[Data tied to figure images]
────────

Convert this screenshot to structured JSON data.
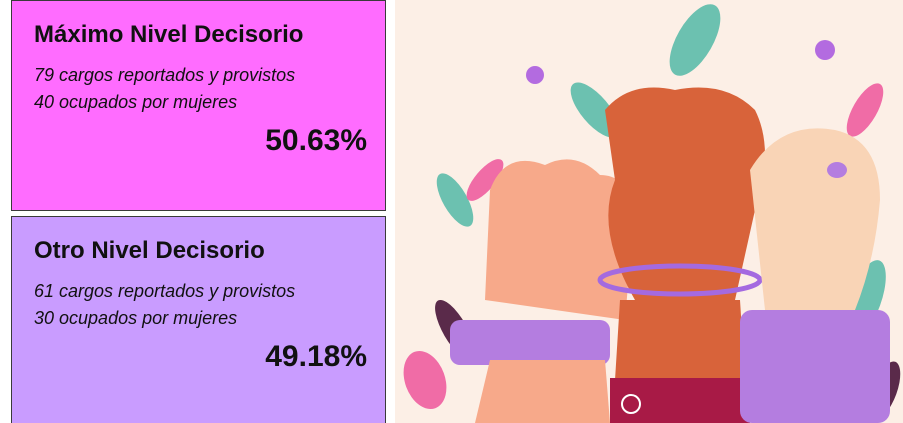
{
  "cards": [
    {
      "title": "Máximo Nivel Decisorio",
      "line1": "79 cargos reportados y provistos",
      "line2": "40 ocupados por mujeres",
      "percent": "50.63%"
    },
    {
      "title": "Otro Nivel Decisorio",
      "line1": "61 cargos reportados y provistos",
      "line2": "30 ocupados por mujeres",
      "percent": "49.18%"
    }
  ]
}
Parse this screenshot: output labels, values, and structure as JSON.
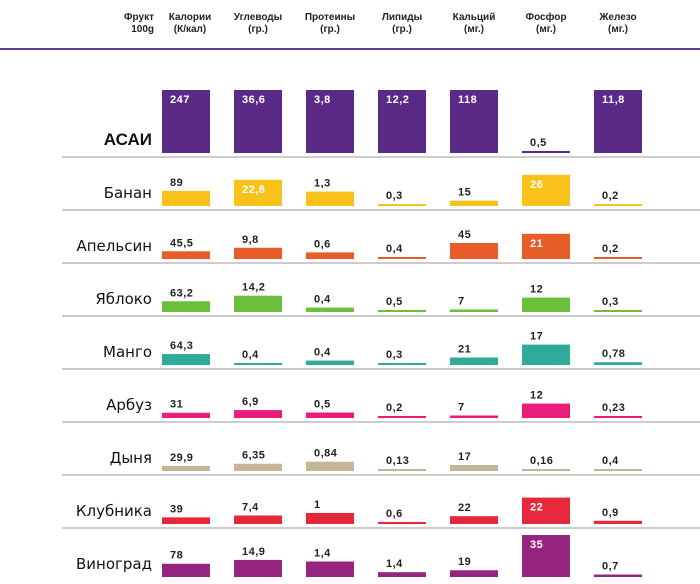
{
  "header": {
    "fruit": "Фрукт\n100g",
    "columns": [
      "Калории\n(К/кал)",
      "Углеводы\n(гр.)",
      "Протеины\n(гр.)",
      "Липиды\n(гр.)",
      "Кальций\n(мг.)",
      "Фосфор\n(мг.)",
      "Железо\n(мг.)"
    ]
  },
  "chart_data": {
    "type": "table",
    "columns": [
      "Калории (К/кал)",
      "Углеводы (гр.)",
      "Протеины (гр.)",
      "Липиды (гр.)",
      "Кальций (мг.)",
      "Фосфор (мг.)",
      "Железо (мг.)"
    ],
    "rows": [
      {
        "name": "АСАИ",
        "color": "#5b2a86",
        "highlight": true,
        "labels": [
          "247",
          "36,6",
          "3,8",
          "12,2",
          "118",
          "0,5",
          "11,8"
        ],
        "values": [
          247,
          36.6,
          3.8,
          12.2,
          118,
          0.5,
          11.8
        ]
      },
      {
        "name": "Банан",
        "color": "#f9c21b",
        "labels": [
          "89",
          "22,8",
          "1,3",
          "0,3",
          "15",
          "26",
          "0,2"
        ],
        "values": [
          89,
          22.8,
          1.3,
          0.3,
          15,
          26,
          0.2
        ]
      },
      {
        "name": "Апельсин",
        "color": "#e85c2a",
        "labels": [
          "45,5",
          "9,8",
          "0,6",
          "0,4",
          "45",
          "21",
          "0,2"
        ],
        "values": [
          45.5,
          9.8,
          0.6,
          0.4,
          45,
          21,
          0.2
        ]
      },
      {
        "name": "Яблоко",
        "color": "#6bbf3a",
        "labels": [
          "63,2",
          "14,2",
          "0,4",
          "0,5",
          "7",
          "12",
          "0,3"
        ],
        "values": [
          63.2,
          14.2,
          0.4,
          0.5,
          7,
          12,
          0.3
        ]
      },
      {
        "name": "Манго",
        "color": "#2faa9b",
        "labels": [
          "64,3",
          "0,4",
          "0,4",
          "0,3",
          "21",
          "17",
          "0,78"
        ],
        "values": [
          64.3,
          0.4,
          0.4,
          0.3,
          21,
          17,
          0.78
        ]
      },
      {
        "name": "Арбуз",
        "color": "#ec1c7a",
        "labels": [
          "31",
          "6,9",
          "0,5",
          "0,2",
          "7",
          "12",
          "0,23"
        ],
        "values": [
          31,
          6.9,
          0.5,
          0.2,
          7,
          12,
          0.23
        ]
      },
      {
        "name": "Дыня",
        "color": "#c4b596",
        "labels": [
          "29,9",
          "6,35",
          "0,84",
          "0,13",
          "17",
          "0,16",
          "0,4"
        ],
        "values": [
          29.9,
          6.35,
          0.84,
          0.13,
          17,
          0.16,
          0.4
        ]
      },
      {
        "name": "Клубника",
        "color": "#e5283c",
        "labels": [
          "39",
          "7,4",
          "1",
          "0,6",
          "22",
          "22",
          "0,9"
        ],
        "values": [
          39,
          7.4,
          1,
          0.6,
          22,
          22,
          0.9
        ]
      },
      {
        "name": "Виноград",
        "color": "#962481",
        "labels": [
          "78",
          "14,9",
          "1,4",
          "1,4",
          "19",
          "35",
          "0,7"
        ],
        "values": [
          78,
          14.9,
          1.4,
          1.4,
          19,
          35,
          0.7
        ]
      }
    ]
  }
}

────────

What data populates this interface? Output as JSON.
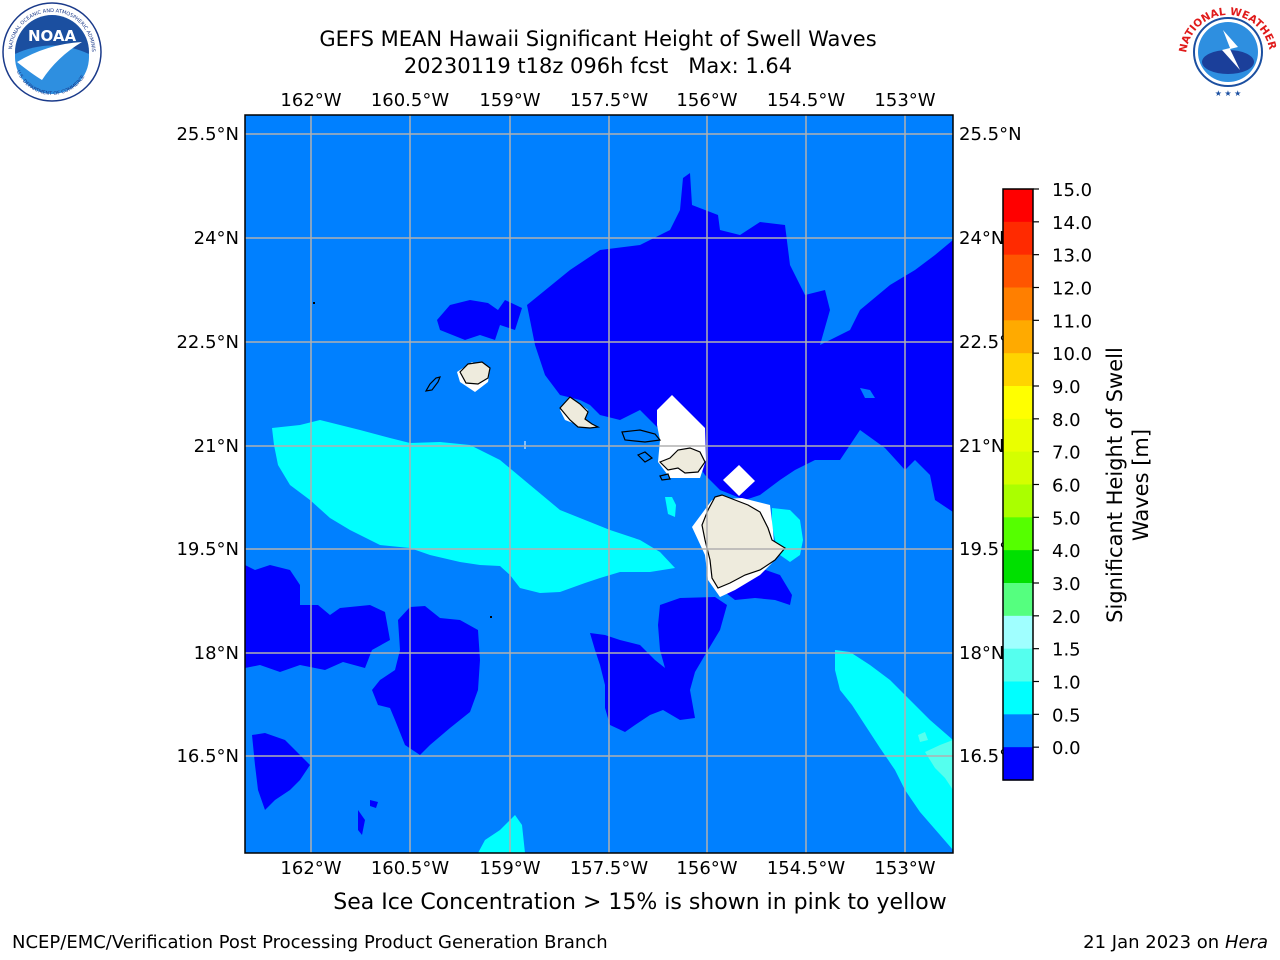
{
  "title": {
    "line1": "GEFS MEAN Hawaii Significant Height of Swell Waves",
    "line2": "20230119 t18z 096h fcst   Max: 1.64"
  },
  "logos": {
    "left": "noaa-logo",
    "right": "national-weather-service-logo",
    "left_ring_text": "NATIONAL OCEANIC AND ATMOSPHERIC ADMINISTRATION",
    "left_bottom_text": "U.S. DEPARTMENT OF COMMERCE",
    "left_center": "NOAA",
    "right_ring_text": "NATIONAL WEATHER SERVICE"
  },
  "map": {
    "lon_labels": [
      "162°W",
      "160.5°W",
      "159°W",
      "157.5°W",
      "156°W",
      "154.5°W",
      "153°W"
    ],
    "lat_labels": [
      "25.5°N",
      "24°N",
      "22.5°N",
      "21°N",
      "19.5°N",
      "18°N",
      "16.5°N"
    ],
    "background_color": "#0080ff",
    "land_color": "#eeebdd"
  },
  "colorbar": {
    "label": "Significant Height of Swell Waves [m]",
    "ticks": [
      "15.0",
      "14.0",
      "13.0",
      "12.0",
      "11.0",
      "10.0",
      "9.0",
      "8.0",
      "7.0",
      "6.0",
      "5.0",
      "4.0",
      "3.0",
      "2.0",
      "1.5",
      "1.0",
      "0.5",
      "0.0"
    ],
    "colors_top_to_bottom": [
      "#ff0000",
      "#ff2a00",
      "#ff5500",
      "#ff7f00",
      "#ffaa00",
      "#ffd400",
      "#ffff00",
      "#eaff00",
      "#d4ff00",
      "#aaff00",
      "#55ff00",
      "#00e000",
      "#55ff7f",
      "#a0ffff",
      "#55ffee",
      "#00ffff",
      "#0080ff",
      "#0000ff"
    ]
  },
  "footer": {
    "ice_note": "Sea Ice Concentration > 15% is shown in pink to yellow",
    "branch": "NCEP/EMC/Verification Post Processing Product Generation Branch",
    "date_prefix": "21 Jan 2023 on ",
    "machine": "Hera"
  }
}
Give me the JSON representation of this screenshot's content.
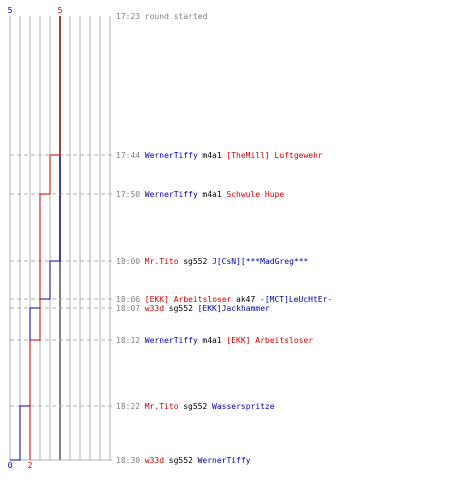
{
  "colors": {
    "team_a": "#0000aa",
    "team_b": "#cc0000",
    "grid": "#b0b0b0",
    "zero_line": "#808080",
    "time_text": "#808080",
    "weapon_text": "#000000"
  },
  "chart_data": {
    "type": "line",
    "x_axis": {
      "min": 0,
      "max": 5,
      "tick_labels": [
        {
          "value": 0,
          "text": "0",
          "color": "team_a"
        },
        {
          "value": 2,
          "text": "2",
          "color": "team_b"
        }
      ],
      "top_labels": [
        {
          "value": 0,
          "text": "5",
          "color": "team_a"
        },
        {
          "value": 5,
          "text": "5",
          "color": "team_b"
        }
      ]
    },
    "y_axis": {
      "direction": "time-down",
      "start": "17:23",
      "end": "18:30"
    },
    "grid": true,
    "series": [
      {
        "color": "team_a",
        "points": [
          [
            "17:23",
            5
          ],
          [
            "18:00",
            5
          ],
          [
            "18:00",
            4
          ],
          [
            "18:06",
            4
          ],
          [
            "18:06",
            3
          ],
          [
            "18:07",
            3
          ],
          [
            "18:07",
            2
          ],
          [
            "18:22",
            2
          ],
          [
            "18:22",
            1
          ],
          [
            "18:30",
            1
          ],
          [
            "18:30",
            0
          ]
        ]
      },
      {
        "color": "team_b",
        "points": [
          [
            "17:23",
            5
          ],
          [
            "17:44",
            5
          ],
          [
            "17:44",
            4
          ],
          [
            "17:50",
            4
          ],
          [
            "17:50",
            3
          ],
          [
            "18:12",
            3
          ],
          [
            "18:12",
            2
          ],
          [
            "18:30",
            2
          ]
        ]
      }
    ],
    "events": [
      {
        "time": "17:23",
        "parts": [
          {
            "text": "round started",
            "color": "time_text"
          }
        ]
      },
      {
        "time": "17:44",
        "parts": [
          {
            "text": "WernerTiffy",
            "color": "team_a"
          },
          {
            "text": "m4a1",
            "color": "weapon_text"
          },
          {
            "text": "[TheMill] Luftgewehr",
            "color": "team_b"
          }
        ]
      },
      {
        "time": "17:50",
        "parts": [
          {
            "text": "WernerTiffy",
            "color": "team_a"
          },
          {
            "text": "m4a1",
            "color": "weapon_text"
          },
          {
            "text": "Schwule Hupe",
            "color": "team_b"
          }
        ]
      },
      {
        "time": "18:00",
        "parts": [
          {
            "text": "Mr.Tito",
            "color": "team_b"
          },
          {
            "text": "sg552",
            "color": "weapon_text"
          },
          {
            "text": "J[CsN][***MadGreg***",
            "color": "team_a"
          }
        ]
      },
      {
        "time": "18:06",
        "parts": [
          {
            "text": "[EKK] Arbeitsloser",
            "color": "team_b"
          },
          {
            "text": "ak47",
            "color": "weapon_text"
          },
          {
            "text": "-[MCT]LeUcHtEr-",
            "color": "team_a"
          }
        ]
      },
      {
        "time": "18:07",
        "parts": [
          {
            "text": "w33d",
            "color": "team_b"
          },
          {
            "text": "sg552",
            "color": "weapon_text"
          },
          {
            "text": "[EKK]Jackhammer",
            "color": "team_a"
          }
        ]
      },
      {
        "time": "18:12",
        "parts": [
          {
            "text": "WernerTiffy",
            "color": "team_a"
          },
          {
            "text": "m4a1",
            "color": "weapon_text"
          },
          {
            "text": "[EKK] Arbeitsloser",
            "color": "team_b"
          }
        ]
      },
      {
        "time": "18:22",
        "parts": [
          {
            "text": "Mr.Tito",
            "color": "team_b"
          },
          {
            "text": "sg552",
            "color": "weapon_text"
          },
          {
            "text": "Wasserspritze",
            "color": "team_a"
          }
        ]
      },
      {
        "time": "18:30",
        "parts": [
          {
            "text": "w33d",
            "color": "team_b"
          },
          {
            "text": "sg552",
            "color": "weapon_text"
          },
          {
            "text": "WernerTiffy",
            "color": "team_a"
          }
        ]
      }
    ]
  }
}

────────

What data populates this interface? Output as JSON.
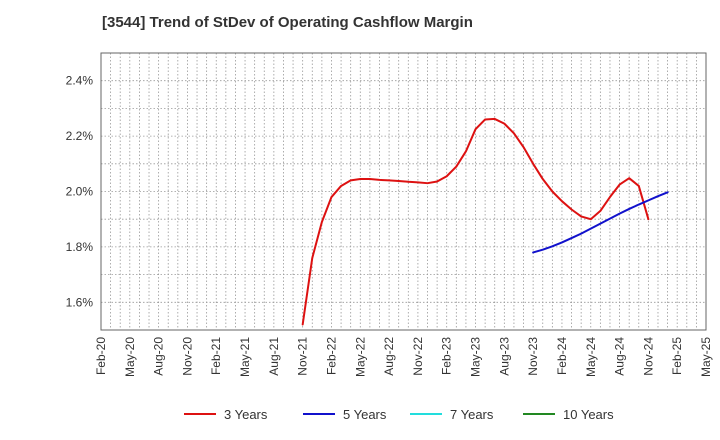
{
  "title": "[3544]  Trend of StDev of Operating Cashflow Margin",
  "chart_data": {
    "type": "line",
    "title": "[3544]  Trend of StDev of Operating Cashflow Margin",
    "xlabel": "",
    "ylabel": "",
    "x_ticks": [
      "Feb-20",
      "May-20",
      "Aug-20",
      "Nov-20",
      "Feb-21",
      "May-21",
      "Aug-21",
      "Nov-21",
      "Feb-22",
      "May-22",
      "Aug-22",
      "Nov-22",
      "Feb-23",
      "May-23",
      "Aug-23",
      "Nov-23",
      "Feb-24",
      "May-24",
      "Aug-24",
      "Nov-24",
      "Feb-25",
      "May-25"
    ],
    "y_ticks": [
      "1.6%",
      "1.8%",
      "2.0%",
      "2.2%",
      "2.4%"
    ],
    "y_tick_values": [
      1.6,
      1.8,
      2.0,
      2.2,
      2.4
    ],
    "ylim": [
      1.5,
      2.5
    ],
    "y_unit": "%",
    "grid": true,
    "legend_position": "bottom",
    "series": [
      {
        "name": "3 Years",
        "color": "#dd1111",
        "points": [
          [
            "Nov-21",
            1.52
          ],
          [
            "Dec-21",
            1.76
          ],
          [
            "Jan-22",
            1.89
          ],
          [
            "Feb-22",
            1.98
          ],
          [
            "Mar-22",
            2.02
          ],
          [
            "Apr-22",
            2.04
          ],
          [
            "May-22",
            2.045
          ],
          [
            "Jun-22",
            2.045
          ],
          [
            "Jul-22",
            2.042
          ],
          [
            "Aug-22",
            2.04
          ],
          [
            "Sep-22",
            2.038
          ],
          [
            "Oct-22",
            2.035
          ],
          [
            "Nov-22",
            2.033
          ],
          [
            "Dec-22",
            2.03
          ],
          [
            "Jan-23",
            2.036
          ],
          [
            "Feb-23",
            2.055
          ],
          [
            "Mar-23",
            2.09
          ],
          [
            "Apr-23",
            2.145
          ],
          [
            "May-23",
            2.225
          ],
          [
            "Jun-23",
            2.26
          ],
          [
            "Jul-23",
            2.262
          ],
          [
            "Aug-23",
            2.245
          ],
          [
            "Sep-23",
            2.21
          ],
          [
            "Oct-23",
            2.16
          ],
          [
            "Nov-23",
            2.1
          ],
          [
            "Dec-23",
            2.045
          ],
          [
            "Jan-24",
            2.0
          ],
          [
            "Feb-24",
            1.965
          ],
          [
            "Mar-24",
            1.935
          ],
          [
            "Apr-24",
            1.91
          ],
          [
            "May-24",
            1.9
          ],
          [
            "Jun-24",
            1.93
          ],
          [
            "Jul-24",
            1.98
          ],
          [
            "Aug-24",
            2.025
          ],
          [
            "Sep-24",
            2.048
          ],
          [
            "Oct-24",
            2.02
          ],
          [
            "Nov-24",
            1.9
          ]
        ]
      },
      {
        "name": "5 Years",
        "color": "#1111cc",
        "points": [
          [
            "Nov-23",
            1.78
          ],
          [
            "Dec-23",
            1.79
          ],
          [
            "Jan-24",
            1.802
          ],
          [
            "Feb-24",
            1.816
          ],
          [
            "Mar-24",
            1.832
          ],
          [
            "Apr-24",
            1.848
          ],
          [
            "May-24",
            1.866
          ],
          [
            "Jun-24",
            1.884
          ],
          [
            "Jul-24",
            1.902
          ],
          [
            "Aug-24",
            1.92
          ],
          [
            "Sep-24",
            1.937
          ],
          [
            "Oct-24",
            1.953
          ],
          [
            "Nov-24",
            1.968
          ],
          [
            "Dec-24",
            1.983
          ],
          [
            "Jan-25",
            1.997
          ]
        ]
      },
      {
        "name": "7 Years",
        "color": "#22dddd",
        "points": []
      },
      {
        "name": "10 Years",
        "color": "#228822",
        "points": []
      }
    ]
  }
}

────────

• _WRITTEN EXERCISE_: Identify each line of the material where the word "Margin" shows up, and copy it.

• _SOLUTION BELOW_:
  "title": "[3544]  Trend of StDev of Operating Cashflow Margin",
    "title": "[3544]  Trend of StDev of Operating Cashflow Margin",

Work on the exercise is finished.